**WORK TO BE COMPLETED:**
Answer these from the Dapr Agents announcement below:
(a) How many agents does it say Dapr Agents can reliably run on a single core?
(b) Which annotation turns a function into an agent tool?
(c) To what URL is the task payload posted to start the workflow?

**TEXT UNDER STUDY:**
──────────

Announcing Dapr AI Agents

The Dapr project is excited to announce Dapr Agents, a framework for developers to simplify the creation of AI agents that reason, act, and collaborate using LLMs.

Today, we are excited to announce Dapr Agents, a framework built on top of Dapr that combines stateful workflow coordination with advanced Agentic AI features. Dapr Agents is the best way to build systems of agents fit for enterprise use cases:

• Reliably runs thousands of agents on a single core
• Automatically retries complex agentic workflows and guarantees each agent task completes successfully
• Deploys and operates natively on Kubernetes
• Enables data loading from documents, databases, and unstructured data directly to an agent
• Built-in support for easily authoring multi-agent systems that are secure and observable by default
• Vendor-neutral: Mitigating risks of license changes and IP infringement 
• Built on top of Dapr, a trusted enterprise framework that covers observability, security, and resiliency at scale used in governments and thousands of companies worldwide

Build your first Dapr AI Agent

In the Dapr Agent framework, agents are autonomous entities powered by large language models (LLMs) that serve as their reasoning engine. These agents use the LLM’s knowledge to process information, reason in natural language, and interact dynamically with their environment by leveraging tools – external capabilities that an Agent can leverage to perform actions beyond its built-in knowledge and reasoning. Tools allow the agents to perform real-world tasks, gather new information, and adapt their reasoning based on feedback.

In the Python code below, we create a single code_review_agent that has access to two tools: get_pr_code and perform_review which in this case access the GitHub API to fetch code and feed it into an LLM for review. Tools empower agents to identify the right tools for a task, format the necessary arguments, and execute the tools independently. The results are then passed back to the LLM for further processing. By annotating functions with @tool and optionally specifying the argument schema, you transform them into agent tools that can be invoked dynamically during workflows.

When creating an agent, you can specify attributes such as name, role, goal, and instructions while assigning the tools. This equips your agent with a clear purpose and the ability to interact with its environment.

import logging
import asyncio
import requests
from dotenv import load_dotenv


from dapr_agents.llm.dapr import DaprChatClient
from dapr_agents import AssistantAgent, tool


# Load environment variables
load_dotenv()


logging.basicConfig(level=logging.INFO)


@tool
def get_pr_code(repository: str, pr: str) -> str:
   """Get the code for a given PR"""
 response = requests.get(f"https://api.github.com/repos/{repository}/pulls/{pr}/files")
   files = response.json()
   code = {file["filename"]: requests.get(file["raw_url"]).text for file in files}
   return code


@tool
def perform_review(code: str) -> str:
   """Review code"""
   response = DaprChatClient().generate(f"Review the following code: {code}")
   return response.get_content()


# Define Code Review Agent
code_review_agent = AssistantAgent(
  name="CodeReviewAgent",
  role="Review PRs",
  instructions=["Review code in a pull request, then return comments and/or suggestions"],
  tools=[get_pr_code, perform_review],
  message_bus_name="messagepubsub",
  state_store_name="workflowstatestore",
  agents_registry_store_name="agentstatestore",
  service_port=8001,
)


# Start Agent Workflow Service
await code_review_agent.start()

We can start the agentic workflow with the following task:

workflow_url = "http://localhost:8001/RunWorkflow"
task_payload = {"task": "Review PR https://github.com/dapr/dapr/pull/1234"}
requests.post(workflow_url, json=task_payload)

──────────

**DATA EXCERPTS:**
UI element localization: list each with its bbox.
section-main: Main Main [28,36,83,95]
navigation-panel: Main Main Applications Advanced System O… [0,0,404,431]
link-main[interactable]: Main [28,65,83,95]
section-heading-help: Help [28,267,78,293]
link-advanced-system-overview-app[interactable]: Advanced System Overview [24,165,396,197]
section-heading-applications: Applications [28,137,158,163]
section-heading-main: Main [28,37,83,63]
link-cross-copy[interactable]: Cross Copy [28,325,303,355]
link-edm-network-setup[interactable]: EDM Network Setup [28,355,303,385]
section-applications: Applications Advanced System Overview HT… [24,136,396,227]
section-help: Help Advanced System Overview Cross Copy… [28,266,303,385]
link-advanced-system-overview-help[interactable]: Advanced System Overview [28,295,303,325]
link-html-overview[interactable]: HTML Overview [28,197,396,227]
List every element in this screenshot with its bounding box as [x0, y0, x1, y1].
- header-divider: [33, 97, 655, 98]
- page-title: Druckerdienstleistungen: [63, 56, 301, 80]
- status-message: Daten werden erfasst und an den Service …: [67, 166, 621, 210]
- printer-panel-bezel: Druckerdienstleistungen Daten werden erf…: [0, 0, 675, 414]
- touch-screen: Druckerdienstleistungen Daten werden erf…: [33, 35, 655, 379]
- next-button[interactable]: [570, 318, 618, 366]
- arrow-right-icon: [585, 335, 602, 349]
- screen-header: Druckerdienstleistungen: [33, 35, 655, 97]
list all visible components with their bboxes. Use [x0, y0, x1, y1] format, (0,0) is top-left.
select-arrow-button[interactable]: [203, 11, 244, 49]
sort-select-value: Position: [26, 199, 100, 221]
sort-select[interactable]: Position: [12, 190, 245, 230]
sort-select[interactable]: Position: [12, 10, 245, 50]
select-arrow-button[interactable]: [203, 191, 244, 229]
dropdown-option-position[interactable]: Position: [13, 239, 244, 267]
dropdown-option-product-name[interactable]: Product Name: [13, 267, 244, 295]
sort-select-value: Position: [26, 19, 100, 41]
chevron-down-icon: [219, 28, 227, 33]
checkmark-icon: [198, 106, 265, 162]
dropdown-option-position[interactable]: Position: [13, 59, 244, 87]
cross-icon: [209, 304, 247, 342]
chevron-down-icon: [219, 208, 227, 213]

──────────

**ANSWER TO THE EXERCISE:**
(a) Thousands.
(b) @tool
(c) http://localhost:8001/RunWorkflow